* start SUPPLIED INFORMATION *

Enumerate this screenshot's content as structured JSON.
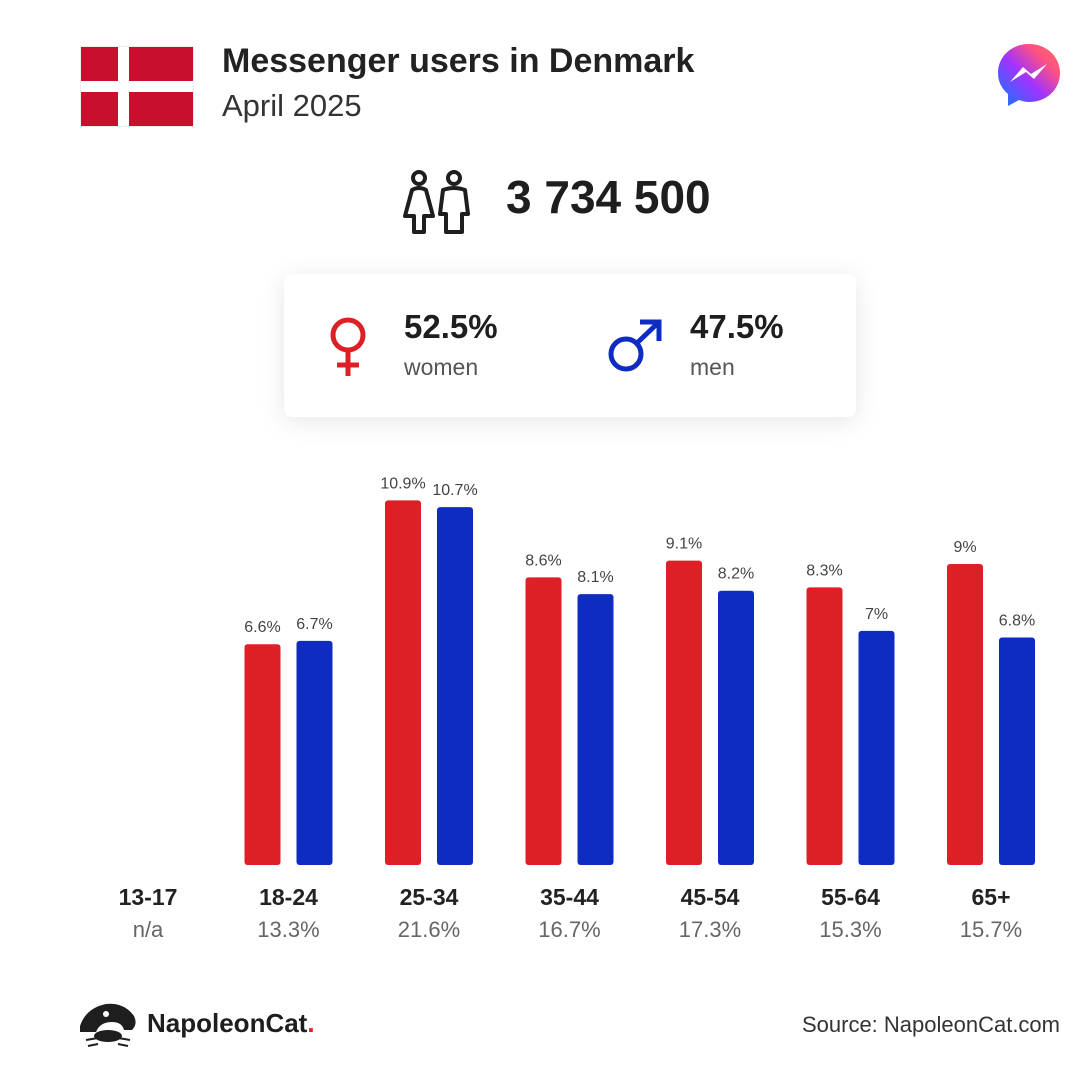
{
  "header": {
    "title": "Messenger users in Denmark",
    "subtitle": "April 2025"
  },
  "summary": {
    "total_users": "3 734 500",
    "women": {
      "percent": "52.5%",
      "label": "women"
    },
    "men": {
      "percent": "47.5%",
      "label": "men"
    }
  },
  "colors": {
    "women": "#dd1f26",
    "men": "#0f2cc2",
    "flag_red": "#c8102e"
  },
  "icons": [
    "denmark-flag-icon",
    "messenger-logo-icon",
    "users-icon",
    "female-symbol-icon",
    "male-symbol-icon",
    "napoleoncat-logo-icon"
  ],
  "chart_data": {
    "type": "bar",
    "categories": [
      "13-17",
      "18-24",
      "25-34",
      "35-44",
      "45-54",
      "55-64",
      "65+"
    ],
    "category_totals": [
      "n/a",
      "13.3%",
      "21.6%",
      "16.7%",
      "17.3%",
      "15.3%",
      "15.7%"
    ],
    "series": [
      {
        "name": "women",
        "values": [
          null,
          6.6,
          10.9,
          8.6,
          9.1,
          8.3,
          9
        ],
        "labels": [
          "",
          "6.6%",
          "10.9%",
          "8.6%",
          "9.1%",
          "8.3%",
          "9%"
        ]
      },
      {
        "name": "men",
        "values": [
          null,
          6.7,
          10.7,
          8.1,
          8.2,
          7,
          6.8
        ],
        "labels": [
          "",
          "6.7%",
          "10.7%",
          "8.1%",
          "8.2%",
          "7%",
          "6.8%"
        ]
      }
    ],
    "ylim": [
      0,
      11.6
    ],
    "grid": false,
    "axes_visible": false
  },
  "footer": {
    "brand": "NapoleonCat",
    "brand_dot": ".",
    "source": "Source: NapoleonCat.com"
  }
}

* end SUPPLIED INFORMATION *

### [WHAT THIS TASK INVOLVES]
All of the lines above should be retyped precisely, apart from the pictures.

### [COMPLETED EXERCISE]
Enumerate this screenshot's content as structured JSON.
{
  "header": {
    "title": "Messenger users in Denmark",
    "subtitle": "April 2025"
  },
  "summary": {
    "total_users": "3 734 500",
    "women": {
      "percent": "52.5%",
      "label": "women"
    },
    "men": {
      "percent": "47.5%",
      "label": "men"
    }
  },
  "colors": {
    "women": "#dd1f26",
    "men": "#0f2cc2",
    "flag_red": "#c8102e"
  },
  "icons": [
    "denmark-flag-icon",
    "messenger-logo-icon",
    "users-icon",
    "female-symbol-icon",
    "male-symbol-icon",
    "napoleoncat-logo-icon"
  ],
  "chart_data": {
    "type": "bar",
    "categories": [
      "13-17",
      "18-24",
      "25-34",
      "35-44",
      "45-54",
      "55-64",
      "65+"
    ],
    "category_totals": [
      "n/a",
      "13.3%",
      "21.6%",
      "16.7%",
      "17.3%",
      "15.3%",
      "15.7%"
    ],
    "series": [
      {
        "name": "women",
        "values": [
          null,
          6.6,
          10.9,
          8.6,
          9.1,
          8.3,
          9
        ],
        "labels": [
          "",
          "6.6%",
          "10.9%",
          "8.6%",
          "9.1%",
          "8.3%",
          "9%"
        ]
      },
      {
        "name": "men",
        "values": [
          null,
          6.7,
          10.7,
          8.1,
          8.2,
          7,
          6.8
        ],
        "labels": [
          "",
          "6.7%",
          "10.7%",
          "8.1%",
          "8.2%",
          "7%",
          "6.8%"
        ]
      }
    ],
    "ylim": [
      0,
      11.6
    ],
    "grid": false,
    "axes_visible": false
  },
  "footer": {
    "brand": "NapoleonCat",
    "brand_dot": ".",
    "source": "Source: NapoleonCat.com"
  }
}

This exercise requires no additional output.